## WHAT IS REQUIRED
Every record below should be transcribed exactly. Omit the images.

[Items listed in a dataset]
+ + + +

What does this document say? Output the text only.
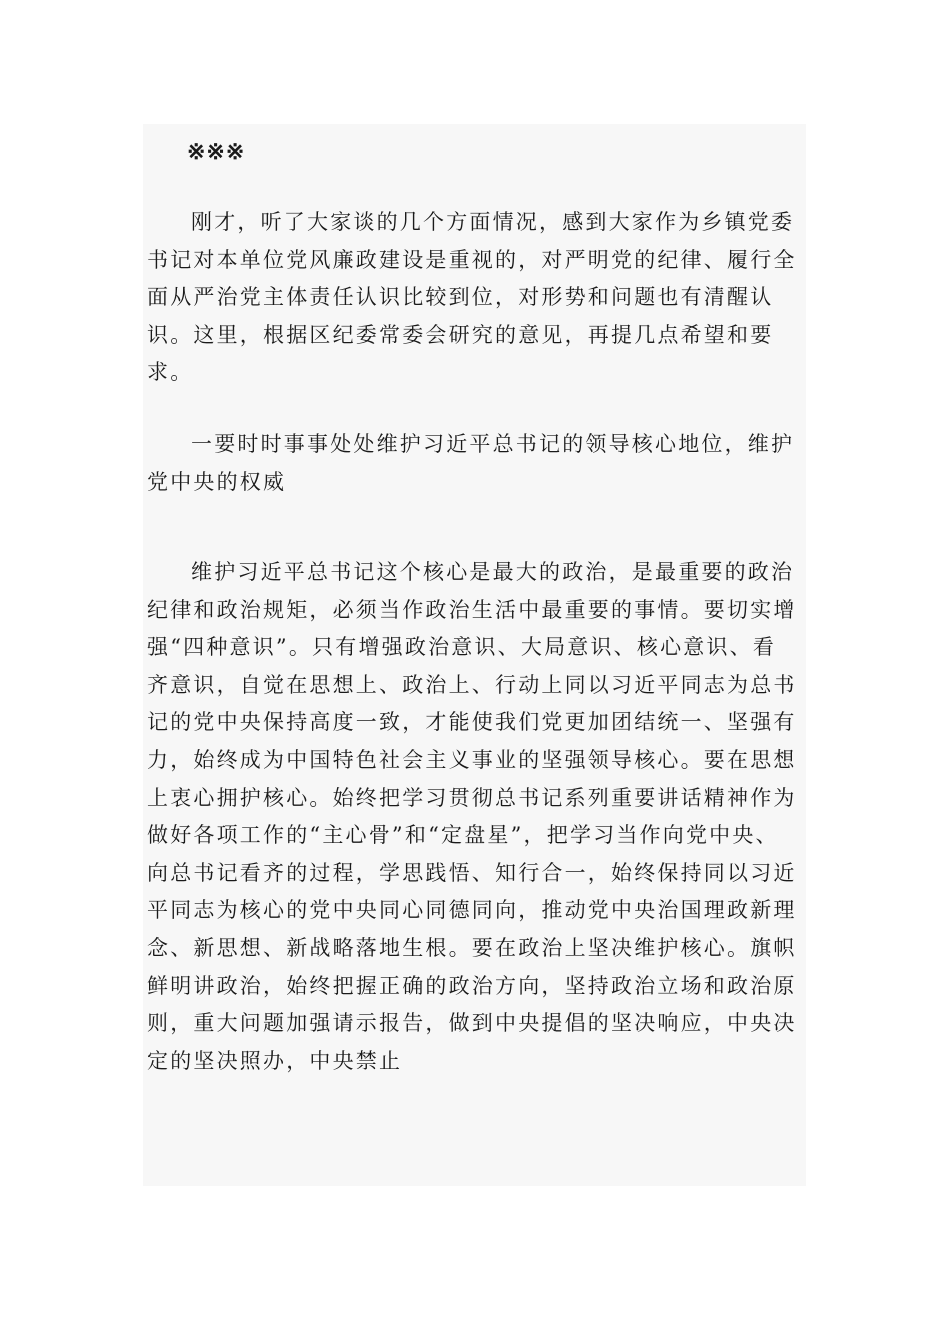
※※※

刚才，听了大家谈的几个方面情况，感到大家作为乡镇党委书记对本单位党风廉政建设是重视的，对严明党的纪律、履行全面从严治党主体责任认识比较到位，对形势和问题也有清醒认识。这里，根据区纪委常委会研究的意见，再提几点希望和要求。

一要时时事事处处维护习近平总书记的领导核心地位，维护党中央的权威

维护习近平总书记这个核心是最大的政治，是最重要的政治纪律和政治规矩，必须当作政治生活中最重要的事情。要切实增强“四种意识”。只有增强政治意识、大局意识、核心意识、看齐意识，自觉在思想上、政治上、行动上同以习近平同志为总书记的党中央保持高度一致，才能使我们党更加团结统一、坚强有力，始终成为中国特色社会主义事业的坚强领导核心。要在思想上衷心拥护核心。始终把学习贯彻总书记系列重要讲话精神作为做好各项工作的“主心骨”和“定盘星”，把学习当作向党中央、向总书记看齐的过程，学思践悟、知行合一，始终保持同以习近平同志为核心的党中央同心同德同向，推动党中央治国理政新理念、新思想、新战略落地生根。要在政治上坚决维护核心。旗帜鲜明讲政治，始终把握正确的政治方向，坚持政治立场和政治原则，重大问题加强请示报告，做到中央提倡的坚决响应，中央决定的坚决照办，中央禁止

+ + + +

## SOLUTION
What does this document say? Output the text only.
※※※

刚才，听了大家谈的几个方面情况，感到大家作为乡镇党委书记对本单位党风廉政建设是重视的，对严明党的纪律、履行全面从严治党主体责任认识比较到位，对形势和问题也有清醒认识。这里，根据区纪委常委会研究的意见，再提几点希望和要求。

一要时时事事处处维护习近平总书记的领导核心地位，维护党中央的权威

维护习近平总书记这个核心是最大的政治，是最重要的政治纪律和政治规矩，必须当作政治生活中最重要的事情。要切实增强“四种意识”。只有增强政治意识、大局意识、核心意识、看齐意识，自觉在思想上、政治上、行动上同以习近平同志为总书记的党中央保持高度一致，才能使我们党更加团结统一、坚强有力，始终成为中国特色社会主义事业的坚强领导核心。要在思想上衷心拥护核心。始终把学习贯彻总书记系列重要讲话精神作为做好各项工作的“主心骨”和“定盘星”，把学习当作向党中央、向总书记看齐的过程，学思践悟、知行合一，始终保持同以习近平同志为核心的党中央同心同德同向，推动党中央治国理政新理念、新思想、新战略落地生根。要在政治上坚决维护核心。旗帜鲜明讲政治，始终把握正确的政治方向，坚持政治立场和政治原则，重大问题加强请示报告，做到中央提倡的坚决响应，中央决定的坚决照办，中央禁止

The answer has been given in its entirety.